* [YOUR OBJECTIVE]:
Copy out each line that includes the word "name".
— start DATASET —
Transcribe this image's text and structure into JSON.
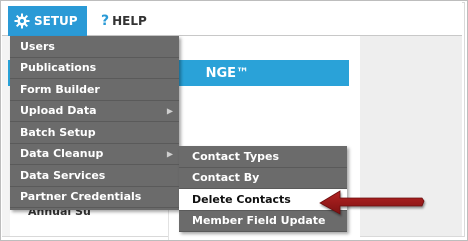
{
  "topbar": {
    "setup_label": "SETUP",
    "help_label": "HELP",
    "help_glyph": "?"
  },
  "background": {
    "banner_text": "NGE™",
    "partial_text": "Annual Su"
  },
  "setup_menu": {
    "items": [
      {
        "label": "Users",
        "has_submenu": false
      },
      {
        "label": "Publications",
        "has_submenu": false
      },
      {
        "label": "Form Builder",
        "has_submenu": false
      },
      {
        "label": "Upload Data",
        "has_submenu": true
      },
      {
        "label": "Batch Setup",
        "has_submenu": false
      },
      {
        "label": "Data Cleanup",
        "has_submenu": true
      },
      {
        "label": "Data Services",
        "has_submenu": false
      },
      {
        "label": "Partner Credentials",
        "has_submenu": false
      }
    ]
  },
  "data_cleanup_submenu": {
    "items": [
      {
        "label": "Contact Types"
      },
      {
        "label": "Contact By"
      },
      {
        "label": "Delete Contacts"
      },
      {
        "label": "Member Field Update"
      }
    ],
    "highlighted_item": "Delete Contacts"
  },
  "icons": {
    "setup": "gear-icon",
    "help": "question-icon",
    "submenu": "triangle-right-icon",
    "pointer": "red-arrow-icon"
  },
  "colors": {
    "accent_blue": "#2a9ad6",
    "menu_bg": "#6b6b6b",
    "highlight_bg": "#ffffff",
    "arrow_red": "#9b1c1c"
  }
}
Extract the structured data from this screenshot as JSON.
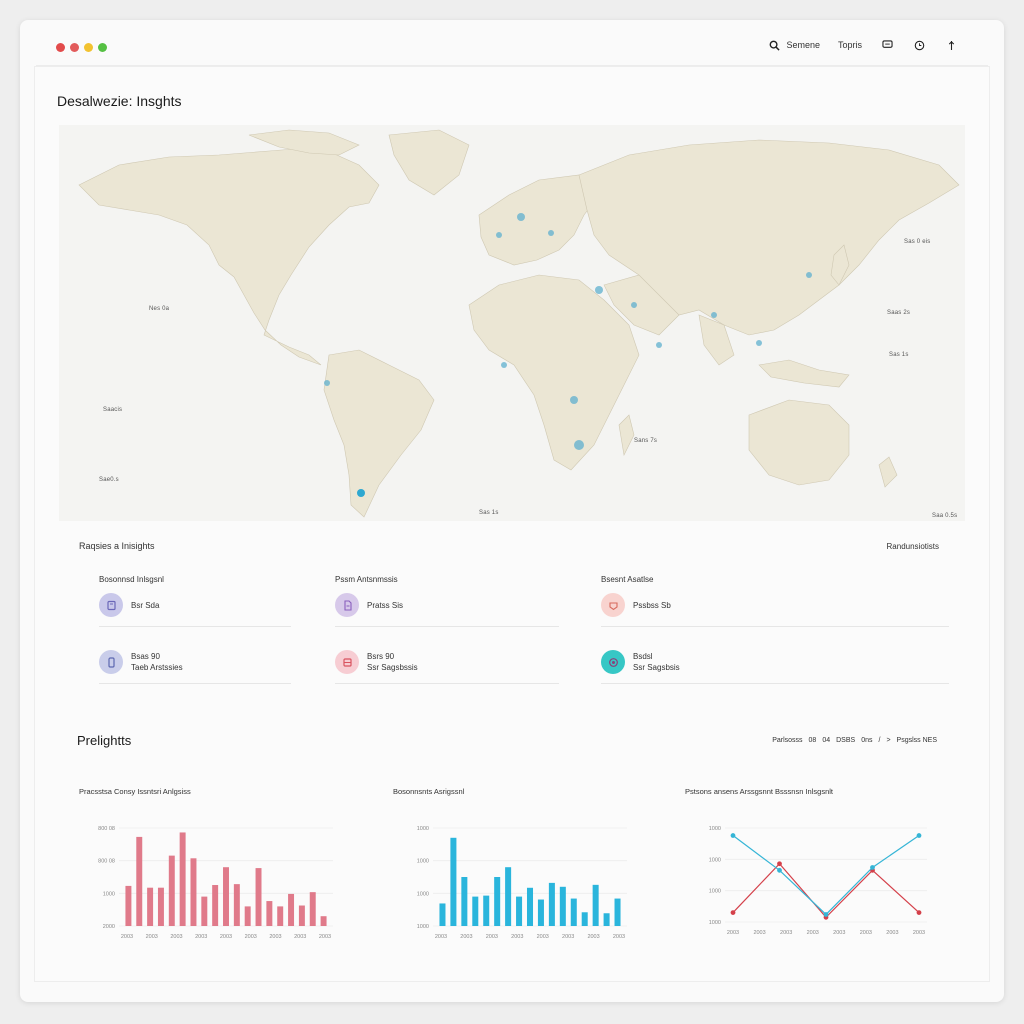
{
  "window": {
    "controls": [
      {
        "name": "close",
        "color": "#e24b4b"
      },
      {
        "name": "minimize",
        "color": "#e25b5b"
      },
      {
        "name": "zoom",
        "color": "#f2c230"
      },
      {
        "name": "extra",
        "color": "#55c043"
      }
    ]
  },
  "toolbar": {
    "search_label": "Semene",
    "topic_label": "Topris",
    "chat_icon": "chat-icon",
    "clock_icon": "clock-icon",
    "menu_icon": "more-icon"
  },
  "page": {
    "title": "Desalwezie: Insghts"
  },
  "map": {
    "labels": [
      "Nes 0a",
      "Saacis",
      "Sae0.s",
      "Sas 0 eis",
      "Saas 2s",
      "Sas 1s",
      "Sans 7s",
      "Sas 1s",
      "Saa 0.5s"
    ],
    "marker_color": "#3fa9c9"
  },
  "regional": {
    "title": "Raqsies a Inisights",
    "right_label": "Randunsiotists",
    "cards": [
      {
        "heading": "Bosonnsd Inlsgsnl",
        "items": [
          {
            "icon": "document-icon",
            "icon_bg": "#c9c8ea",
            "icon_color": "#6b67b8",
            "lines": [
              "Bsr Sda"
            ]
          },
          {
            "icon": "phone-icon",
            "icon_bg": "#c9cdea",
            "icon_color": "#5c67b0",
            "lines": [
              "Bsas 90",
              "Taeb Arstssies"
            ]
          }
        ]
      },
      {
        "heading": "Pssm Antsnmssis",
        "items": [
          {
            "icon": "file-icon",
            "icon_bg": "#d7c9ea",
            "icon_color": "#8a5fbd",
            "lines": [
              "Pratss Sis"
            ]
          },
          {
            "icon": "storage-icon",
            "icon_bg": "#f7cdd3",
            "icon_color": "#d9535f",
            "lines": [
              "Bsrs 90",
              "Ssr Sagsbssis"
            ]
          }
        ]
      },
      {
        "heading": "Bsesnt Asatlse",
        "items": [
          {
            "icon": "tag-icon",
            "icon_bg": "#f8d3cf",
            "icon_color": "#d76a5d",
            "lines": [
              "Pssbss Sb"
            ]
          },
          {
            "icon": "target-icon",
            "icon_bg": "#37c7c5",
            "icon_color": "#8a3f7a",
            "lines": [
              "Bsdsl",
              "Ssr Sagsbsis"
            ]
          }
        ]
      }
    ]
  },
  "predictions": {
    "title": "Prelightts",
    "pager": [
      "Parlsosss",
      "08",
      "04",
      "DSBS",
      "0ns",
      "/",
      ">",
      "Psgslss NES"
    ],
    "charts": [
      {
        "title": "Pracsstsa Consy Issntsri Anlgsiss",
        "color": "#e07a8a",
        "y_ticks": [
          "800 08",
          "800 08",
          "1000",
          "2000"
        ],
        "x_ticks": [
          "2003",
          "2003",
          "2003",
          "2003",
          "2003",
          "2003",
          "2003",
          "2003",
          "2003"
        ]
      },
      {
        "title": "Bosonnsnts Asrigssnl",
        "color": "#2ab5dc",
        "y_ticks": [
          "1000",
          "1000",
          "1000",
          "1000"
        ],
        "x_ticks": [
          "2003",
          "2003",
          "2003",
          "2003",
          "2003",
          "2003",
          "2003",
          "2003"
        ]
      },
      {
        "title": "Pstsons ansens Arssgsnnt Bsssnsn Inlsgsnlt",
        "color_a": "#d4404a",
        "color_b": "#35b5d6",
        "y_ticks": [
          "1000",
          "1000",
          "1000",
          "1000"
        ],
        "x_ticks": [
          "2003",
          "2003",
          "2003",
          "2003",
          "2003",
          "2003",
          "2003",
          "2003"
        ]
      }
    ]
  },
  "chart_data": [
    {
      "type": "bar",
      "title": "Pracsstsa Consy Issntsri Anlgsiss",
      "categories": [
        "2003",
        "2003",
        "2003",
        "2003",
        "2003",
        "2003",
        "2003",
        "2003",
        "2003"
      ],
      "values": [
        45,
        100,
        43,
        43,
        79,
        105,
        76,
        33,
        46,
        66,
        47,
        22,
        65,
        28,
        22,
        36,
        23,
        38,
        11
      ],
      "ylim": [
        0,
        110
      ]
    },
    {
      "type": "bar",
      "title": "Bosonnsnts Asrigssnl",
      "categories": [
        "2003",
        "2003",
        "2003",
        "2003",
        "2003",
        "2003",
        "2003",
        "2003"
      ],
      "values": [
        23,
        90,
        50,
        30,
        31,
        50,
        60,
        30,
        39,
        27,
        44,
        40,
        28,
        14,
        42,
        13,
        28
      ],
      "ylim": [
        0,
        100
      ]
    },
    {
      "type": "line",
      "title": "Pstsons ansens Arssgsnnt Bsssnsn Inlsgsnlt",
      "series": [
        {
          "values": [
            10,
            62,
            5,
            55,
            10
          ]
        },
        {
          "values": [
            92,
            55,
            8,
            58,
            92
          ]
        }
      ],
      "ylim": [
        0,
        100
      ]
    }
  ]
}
— end DATASET —
* [RESULT BELOW]:
        "name": "close",
        "name": "minimize",
        "name": "zoom",
        "name": "extra",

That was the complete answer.